• GIVEN REQUEST A: Transcribe the post about Bush/Cheney bumper stickers from "I want them" to "not divide us.".
• GIVEN REQUEST B: Write the next part of the post about Bush/Cheney bumper stickers, starting right after its last sentence.
### PAGE EXTRACT
Calm
Topic: Personal
"You've been hoodwinked. You've been had. You've been took. You've been led astray, run amok. You've been bamboozled." Malcolm X
I'm mad. No, I'm angry, pissed off, and enraged.
Every time that I drive around in my not so sleepy town of Wake Forest, North Carolina, and I see the Bush/Cheney signs or bumper stickers I get mad.
I don't want to harm anyone but I want to shake them. I want to figuratively slap them. I want to tell them to snap out of it.
I want to make the common man (or woman) who has that bumper sticker on the back of that beat up Ford Escort realize why they have that bumper sticker on the back of that beat up Ford Escort. I want to make them realize that the decisions that they make affect not only their lives but the lives of others. I want to make them realize that their choices are hurting people, especially themselves.
I want them to understand that there are men who will do things against their own self-interest for the greater good. That there are people who will say important things, things that they don't want to hear, things that they need to hear. There are men who will unite us not divide us.
######
### ITEMS
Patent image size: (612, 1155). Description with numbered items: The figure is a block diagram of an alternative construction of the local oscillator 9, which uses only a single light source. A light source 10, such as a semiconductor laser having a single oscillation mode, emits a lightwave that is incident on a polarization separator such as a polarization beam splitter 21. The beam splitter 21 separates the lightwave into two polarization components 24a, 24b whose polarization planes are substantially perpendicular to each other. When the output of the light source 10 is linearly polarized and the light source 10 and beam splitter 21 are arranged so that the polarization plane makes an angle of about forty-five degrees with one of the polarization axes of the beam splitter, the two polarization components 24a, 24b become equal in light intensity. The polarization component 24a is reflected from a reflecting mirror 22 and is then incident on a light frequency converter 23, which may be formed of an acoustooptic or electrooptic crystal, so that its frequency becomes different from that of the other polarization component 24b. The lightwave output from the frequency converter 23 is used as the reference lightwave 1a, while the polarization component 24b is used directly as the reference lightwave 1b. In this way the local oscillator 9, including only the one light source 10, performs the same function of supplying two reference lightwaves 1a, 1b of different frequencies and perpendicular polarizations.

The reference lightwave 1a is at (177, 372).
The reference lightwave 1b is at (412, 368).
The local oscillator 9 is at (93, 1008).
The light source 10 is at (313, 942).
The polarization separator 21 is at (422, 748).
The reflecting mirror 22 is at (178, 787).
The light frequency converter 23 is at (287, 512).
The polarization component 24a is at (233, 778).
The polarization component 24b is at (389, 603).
######
• WRITTEN RESPONSE A:
I want them to understand that there are men who will do things against their own self-interest for the greater good. That there are people who will say important things, things that they don't want to hear, things that they need to hear. There are men who will unite us not divide us.

• WRITTEN RESPONSE B:
I want to make people realize that in order to protect their religion it absolutely needs to stay out of their government. I want people to believe the words of their prophets and their God when they were told that violence isn't the way. I want them to understand that simple men have solved world problems like slavery, fascism, nazism and communism, through the power of their peaceful ideas. I want to make them think for themselves so that they can come up with their own ideas.
I want to make them realize that they must stop trying to tell other people how to live their lives.
It is usually at this point in my thinking when a calm comes over me and I realize that I need to start doing the same. This is when I realize that people are not going to change overnight. I need to have patience. I need to realize that I can't do it for them. I can't tell them what to do.
What makes me grow calm is that I become aware that I need to allow people to learn on their own. I can inspire them and educate them but until they realize these things for themselves nothing is going to change.
I wish I could make the President and his followers understand this so that they could take responsibility for their greed, division, lack of patience and support of violence. I wish I could make them understand that the preservation of the union for a little perceived security isn't worth destroying the fundamental principles that it was built upon.
I wish I could make them understand that they can't force people to do what they want them to do.
... ah, the calm.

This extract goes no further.